**INSTRUCTIONS FOR THE TASK:** Copy every line in the records below that contains the word "Популярные".

━━━━━━━━━━━━━━━━━━━━

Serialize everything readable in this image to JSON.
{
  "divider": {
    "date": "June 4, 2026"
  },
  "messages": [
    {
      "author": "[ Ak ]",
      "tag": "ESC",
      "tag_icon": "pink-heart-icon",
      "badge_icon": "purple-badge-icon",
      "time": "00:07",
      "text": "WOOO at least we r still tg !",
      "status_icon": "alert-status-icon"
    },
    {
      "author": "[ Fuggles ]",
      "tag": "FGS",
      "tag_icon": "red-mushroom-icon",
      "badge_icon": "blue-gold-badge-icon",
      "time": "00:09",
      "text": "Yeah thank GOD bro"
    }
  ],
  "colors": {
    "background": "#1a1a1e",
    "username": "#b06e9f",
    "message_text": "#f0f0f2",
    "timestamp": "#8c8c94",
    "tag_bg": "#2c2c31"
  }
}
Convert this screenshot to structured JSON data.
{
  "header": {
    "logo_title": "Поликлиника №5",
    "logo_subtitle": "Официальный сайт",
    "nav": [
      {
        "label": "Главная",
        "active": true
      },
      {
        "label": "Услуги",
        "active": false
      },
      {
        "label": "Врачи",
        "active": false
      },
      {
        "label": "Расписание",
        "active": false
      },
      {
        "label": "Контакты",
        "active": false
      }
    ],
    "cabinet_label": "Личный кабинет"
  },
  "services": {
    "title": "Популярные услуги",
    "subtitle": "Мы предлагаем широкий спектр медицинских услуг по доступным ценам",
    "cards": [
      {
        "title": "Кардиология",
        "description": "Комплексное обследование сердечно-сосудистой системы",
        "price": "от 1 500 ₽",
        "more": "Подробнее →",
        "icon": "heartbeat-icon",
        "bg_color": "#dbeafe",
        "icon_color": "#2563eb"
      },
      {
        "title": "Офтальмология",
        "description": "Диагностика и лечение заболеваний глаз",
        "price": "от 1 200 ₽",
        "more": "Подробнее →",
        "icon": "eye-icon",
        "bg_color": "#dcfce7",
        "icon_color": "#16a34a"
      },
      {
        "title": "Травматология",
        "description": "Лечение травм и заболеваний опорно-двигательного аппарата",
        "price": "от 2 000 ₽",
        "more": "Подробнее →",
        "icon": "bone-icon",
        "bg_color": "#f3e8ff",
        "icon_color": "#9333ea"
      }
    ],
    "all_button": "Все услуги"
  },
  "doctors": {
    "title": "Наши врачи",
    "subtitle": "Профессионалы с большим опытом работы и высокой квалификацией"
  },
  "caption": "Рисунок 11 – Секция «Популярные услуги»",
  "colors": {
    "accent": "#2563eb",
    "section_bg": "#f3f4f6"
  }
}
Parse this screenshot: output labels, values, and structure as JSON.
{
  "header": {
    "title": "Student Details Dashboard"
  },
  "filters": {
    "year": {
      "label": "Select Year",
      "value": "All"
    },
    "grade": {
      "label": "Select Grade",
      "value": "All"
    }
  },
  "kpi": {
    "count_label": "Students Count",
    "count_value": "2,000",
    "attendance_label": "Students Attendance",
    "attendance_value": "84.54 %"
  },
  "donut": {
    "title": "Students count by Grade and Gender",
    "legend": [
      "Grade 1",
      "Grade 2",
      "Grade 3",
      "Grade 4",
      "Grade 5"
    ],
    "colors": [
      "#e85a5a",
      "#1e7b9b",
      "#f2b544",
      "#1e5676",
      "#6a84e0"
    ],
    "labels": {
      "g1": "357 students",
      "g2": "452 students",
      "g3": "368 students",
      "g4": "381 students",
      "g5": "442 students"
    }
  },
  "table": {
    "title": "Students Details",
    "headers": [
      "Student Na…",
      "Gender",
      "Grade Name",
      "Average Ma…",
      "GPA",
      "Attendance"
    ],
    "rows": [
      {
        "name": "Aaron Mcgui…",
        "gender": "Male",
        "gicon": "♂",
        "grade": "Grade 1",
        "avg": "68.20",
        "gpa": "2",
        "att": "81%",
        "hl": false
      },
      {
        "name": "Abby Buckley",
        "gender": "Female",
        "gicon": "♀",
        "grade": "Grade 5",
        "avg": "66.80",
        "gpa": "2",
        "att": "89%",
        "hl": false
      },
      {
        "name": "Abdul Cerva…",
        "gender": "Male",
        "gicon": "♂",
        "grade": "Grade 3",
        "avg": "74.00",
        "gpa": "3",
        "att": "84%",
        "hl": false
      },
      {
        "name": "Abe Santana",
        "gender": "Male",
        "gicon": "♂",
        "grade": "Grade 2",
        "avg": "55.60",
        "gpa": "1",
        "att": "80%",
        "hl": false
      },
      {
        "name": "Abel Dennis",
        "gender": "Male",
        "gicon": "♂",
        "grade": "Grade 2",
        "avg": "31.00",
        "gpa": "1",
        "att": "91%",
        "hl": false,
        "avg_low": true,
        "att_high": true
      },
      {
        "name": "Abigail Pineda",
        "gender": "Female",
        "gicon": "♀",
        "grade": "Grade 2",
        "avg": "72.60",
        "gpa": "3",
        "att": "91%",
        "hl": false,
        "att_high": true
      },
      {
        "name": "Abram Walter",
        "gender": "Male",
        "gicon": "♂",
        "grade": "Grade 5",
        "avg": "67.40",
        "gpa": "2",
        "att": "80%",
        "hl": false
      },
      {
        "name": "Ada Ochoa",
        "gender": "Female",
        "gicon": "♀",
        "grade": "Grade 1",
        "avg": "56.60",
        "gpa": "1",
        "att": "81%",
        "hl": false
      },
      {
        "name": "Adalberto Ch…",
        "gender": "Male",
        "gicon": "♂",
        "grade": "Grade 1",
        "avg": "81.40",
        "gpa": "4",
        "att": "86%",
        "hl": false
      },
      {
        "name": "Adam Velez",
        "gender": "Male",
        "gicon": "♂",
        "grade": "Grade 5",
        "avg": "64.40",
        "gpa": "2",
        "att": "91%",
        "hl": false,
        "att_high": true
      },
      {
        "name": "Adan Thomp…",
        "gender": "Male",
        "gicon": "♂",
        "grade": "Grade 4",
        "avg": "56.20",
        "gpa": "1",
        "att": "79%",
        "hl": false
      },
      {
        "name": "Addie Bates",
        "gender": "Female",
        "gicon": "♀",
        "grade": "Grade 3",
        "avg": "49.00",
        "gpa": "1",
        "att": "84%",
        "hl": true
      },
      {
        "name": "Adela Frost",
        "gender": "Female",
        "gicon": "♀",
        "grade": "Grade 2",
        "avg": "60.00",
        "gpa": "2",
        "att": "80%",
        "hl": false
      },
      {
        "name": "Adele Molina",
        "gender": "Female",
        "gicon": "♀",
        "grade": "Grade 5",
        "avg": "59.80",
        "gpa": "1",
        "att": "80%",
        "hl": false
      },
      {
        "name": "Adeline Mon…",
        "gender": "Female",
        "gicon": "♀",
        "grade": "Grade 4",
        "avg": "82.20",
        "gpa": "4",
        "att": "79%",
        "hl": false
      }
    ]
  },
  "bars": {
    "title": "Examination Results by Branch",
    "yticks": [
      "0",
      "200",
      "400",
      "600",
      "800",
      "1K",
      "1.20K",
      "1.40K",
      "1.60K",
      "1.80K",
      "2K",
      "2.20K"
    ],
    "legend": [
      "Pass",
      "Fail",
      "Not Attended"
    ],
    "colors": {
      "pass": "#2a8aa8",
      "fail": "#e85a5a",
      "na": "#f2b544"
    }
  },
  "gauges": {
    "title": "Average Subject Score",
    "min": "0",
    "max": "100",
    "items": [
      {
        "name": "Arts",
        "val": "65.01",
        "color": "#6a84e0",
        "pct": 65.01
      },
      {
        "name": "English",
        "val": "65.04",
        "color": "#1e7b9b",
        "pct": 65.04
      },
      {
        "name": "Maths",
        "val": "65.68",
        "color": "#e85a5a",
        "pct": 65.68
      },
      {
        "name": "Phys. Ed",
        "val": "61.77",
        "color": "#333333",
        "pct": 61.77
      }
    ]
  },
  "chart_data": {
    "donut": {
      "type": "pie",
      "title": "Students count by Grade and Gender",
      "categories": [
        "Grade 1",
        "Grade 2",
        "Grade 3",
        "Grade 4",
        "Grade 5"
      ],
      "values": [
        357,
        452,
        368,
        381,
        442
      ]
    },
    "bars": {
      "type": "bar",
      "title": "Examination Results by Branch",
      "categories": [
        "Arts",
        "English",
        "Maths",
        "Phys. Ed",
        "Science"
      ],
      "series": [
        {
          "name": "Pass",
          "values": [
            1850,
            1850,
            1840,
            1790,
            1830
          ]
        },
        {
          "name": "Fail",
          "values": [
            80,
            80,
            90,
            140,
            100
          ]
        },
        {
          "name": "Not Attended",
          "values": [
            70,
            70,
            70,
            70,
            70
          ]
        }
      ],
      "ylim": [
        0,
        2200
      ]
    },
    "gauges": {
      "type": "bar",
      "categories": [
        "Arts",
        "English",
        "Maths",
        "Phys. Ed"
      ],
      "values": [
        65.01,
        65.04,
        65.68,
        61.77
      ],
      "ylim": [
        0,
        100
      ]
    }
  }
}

━━━━━━━━━━━━━━━━━━━━

**EXERCISE RESPONSE:**
    "title": "Популярные услуги",
  "caption": "Рисунок 11 – Секция «Популярные услуги»",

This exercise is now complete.